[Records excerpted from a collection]
++++++

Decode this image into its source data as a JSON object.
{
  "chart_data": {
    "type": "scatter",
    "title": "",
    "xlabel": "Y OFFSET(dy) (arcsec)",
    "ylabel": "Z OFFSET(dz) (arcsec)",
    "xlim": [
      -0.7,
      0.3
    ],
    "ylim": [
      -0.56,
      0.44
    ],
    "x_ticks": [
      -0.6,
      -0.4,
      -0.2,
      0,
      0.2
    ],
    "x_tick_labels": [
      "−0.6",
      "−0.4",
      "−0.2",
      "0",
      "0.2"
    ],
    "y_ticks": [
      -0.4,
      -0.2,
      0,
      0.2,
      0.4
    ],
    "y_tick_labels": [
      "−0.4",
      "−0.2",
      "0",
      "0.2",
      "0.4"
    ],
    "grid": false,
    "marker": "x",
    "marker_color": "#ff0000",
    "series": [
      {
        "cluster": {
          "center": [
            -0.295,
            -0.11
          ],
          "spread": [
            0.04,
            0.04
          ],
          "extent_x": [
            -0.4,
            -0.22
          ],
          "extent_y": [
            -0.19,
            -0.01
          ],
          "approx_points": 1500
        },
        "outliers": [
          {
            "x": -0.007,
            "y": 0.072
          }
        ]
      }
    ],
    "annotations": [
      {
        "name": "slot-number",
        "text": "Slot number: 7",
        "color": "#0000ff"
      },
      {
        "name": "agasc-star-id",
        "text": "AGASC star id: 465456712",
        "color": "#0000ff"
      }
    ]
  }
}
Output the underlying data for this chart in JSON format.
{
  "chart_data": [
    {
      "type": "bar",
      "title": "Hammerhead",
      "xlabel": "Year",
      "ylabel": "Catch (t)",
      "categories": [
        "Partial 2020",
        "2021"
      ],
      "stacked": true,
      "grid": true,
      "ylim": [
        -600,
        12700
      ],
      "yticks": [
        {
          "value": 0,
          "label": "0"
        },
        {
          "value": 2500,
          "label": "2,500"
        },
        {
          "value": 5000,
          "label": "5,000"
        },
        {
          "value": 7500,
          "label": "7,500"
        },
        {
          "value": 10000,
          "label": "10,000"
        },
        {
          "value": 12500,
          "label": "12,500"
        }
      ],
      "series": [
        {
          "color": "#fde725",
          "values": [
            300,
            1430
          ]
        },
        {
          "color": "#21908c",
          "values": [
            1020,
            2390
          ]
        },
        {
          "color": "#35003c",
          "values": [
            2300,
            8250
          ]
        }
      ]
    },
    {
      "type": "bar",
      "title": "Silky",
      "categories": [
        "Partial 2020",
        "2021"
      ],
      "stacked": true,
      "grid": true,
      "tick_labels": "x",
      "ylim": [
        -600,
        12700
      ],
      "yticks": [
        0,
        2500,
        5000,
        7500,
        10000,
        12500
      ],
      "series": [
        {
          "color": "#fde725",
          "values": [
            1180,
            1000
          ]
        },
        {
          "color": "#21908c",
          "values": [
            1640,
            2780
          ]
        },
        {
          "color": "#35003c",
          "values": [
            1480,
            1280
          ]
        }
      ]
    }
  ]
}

++++++

Task objective: Copy down the material exactly as written.

Result of this exercise:
Decode this image into its source data as a JSON object.
{
  "chart_data": {
    "type": "scatter",
    "title": "",
    "xlabel": "Y OFFSET(dy) (arcsec)",
    "ylabel": "Z OFFSET(dz) (arcsec)",
    "xlim": [
      -0.7,
      0.3
    ],
    "ylim": [
      -0.56,
      0.44
    ],
    "x_ticks": [
      -0.6,
      -0.4,
      -0.2,
      0,
      0.2
    ],
    "x_tick_labels": [
      "−0.6",
      "−0.4",
      "−0.2",
      "0",
      "0.2"
    ],
    "y_ticks": [
      -0.4,
      -0.2,
      0,
      0.2,
      0.4
    ],
    "y_tick_labels": [
      "−0.4",
      "−0.2",
      "0",
      "0.2",
      "0.4"
    ],
    "grid": false,
    "marker": "x",
    "marker_color": "#ff0000",
    "series": [
      {
        "cluster": {
          "center": [
            -0.295,
            -0.11
          ],
          "spread": [
            0.04,
            0.04
          ],
          "extent_x": [
            -0.4,
            -0.22
          ],
          "extent_y": [
            -0.19,
            -0.01
          ],
          "approx_points": 1500
        },
        "outliers": [
          {
            "x": -0.007,
            "y": 0.072
          }
        ]
      }
    ],
    "annotations": [
      {
        "name": "slot-number",
        "text": "Slot number: 7",
        "color": "#0000ff"
      },
      {
        "name": "agasc-star-id",
        "text": "AGASC star id: 465456712",
        "color": "#0000ff"
      }
    ]
  }
}
Output the underlying data for this chart in JSON format.
{
  "chart_data": [
    {
      "type": "bar",
      "title": "Hammerhead",
      "xlabel": "Year",
      "ylabel": "Catch (t)",
      "categories": [
        "Partial 2020",
        "2021"
      ],
      "stacked": true,
      "grid": true,
      "ylim": [
        -600,
        12700
      ],
      "yticks": [
        {
          "value": 0,
          "label": "0"
        },
        {
          "value": 2500,
          "label": "2,500"
        },
        {
          "value": 5000,
          "label": "5,000"
        },
        {
          "value": 7500,
          "label": "7,500"
        },
        {
          "value": 10000,
          "label": "10,000"
        },
        {
          "value": 12500,
          "label": "12,500"
        }
      ],
      "series": [
        {
          "color": "#fde725",
          "values": [
            300,
            1430
          ]
        },
        {
          "color": "#21908c",
          "values": [
            1020,
            2390
          ]
        },
        {
          "color": "#35003c",
          "values": [
            2300,
            8250
          ]
        }
      ]
    },
    {
      "type": "bar",
      "title": "Silky",
      "categories": [
        "Partial 2020",
        "2021"
      ],
      "stacked": true,
      "grid": true,
      "tick_labels": "x",
      "ylim": [
        -600,
        12700
      ],
      "yticks": [
        0,
        2500,
        5000,
        7500,
        10000,
        12500
      ],
      "series": [
        {
          "color": "#fde725",
          "values": [
            1180,
            1000
          ]
        },
        {
          "color": "#21908c",
          "values": [
            1640,
            2780
          ]
        },
        {
          "color": "#35003c",
          "values": [
            1480,
            1280
          ]
        }
      ]
    }
  ]
}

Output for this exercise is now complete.